Prose from Poetry Magazine

The Sentient House

At the Elizabeth Bishop House, Great Village, Nova Scotia.

BY Angela Conway

Originally Published: April 01, 2019

At the Elizabeth Bishop House, Great Village, Nova Scotia

Great Village is on the Bay of Fundy. All you need to know about the Bay of Fundy is that the tides are huge, the highest in the world. During a full moon the water in the bay can rise up fifty feet and sometimes over, twice a day.

The house is a simple wooden one, bigger than it looks on the outside, painted white and with a porch at the back where you can sit at dusk and watch a blanket of mist, a sea fret, approaching across the fields. Then it gets dark, the moon rises and (mosquitoes notwithstanding) you don’t want to go inside.

I was told when I arrived that the little house is sentient, I hoped in a friendly way. It has a set of steep, uncarpeted stairs to get you up to the top floor, exactly like my grandmother’s house in Ireland, of which the whole place reminds me. There are old photos, a few family paintings on the walls, three cozy bedrooms with slanted roofs and each with its own rampantly optimistic floral wallpaper. Folded patchwork quilts and crochet blankets lie on beds as befits such a dwelling, but the grandmother is long gone and so is the Little Marvel Stove, the kettle, and the almanac in the kitchen—some of the objects her granddaughter’s “Sestina” made so famous.

I also heard that the house, sentient but not sedentary, originally stood further up in the nearby Cobequid Mountains, where it had been known as a wayside inn of ill repute. As in a Buster Keaton film, many of the clapboard houses all around the province may have moved a few times before settling at a final spot. When residents upped and left, they took their houses with them. Or they were sold to strangers and rolled away. On logs.

_DATASET CONTENT_:
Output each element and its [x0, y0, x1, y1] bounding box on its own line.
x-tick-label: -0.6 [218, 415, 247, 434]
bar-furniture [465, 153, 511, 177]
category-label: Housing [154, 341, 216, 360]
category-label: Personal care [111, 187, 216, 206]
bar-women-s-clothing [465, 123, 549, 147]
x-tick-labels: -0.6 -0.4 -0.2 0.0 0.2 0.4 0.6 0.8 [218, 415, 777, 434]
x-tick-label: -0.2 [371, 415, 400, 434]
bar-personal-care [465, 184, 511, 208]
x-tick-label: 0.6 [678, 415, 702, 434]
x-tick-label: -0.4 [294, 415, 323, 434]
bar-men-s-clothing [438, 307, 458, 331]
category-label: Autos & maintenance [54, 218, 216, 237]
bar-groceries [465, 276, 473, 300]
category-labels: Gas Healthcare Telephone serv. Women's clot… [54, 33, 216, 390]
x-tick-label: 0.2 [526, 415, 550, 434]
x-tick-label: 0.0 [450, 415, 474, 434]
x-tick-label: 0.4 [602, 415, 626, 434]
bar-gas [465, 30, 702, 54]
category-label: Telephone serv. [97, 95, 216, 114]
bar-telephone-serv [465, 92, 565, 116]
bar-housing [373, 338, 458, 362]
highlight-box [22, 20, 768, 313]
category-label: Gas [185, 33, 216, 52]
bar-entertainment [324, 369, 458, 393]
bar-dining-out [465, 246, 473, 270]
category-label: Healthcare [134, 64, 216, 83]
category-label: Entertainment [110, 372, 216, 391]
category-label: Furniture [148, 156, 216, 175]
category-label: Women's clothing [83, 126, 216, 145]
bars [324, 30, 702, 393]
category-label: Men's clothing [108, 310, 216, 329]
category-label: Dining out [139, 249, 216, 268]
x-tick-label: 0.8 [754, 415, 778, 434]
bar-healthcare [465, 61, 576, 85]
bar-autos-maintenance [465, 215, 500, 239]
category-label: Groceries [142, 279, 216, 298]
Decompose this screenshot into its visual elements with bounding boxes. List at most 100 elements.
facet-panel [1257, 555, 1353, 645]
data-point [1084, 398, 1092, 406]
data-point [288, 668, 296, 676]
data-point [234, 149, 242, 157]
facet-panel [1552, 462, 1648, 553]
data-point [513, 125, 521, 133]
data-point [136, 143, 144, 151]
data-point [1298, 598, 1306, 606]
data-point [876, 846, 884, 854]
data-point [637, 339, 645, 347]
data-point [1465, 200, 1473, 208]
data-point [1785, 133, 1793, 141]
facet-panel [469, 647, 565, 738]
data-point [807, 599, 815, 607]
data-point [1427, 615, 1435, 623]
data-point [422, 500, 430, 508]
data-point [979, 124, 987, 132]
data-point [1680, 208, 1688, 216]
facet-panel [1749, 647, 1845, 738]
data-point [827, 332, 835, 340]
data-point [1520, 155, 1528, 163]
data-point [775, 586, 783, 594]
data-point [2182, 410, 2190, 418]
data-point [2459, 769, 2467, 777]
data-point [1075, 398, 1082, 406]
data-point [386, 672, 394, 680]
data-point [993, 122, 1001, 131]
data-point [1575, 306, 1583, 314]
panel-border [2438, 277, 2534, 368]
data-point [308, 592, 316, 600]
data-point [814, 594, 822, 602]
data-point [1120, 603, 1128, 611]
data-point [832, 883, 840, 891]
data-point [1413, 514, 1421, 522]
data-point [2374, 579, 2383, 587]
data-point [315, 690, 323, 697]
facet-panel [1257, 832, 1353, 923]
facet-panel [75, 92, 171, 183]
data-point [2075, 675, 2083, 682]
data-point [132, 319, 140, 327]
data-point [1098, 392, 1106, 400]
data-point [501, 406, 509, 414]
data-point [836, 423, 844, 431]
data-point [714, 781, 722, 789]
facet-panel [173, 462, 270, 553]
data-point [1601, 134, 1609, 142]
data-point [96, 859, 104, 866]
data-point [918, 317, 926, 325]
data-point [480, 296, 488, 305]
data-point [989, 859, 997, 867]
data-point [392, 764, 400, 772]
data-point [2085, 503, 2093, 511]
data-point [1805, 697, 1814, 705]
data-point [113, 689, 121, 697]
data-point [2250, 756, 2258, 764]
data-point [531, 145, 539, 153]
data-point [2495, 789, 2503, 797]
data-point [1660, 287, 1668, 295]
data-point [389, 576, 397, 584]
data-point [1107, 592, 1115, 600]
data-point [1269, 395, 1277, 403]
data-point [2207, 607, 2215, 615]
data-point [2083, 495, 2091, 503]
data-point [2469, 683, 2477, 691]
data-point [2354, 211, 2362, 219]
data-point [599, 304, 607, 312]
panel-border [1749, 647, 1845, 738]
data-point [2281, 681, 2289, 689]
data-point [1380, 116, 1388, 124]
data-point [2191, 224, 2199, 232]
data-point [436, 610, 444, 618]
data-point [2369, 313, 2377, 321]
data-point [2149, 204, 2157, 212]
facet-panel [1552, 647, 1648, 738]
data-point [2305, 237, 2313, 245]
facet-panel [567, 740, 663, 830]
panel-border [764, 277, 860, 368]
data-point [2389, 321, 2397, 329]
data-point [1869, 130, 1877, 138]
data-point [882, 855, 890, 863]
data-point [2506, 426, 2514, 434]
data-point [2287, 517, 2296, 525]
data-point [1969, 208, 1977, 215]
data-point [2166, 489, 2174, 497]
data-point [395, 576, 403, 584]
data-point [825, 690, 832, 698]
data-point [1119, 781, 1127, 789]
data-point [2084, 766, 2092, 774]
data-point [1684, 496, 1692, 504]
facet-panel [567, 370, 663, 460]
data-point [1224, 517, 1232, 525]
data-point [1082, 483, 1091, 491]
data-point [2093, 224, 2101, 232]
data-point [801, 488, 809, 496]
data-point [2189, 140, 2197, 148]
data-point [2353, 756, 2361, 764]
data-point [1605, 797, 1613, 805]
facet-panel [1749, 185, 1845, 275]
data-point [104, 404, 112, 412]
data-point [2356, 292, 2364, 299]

_SET OF TASKS_:
1: From the Bishop House essay above, extract the stretch from "Great Village is" through "to go inside.".
2: Answer these from the Bishop House essay:
(a) How high can the water in the Bay of Fundy rise during a full moon?
(b) What color is the house painted?
(c) Where did the house originally stand?
3: Translate this sentence from the Bishop House essay into Spanish: "When residents upped and left, they took their houses with them."

_EXPECTED ANSWERS_:
1:
Great Village is on the Bay of Fundy. All you need to know about the Bay of Fundy is that the tides are huge, the highest in the world. During a full moon the water in the bay can rise up fifty feet and sometimes over, twice a day.

The house is a simple wooden one, bigger than it looks on the outside, painted white and with a porch at the back where you can sit at dusk and watch a blanket of mist, a sea fret, approaching across the fields. Then it gets dark, the moon rises and (mosquitoes notwithstanding) you don’t want to go inside.

2:
(a) Fifty feet and sometimes over, twice a day.
(b) White.
(c) Further up in the nearby Cobequid Mountains.

3: Cuando los residentes se marchaban de repente, se llevaban sus casas con ellos.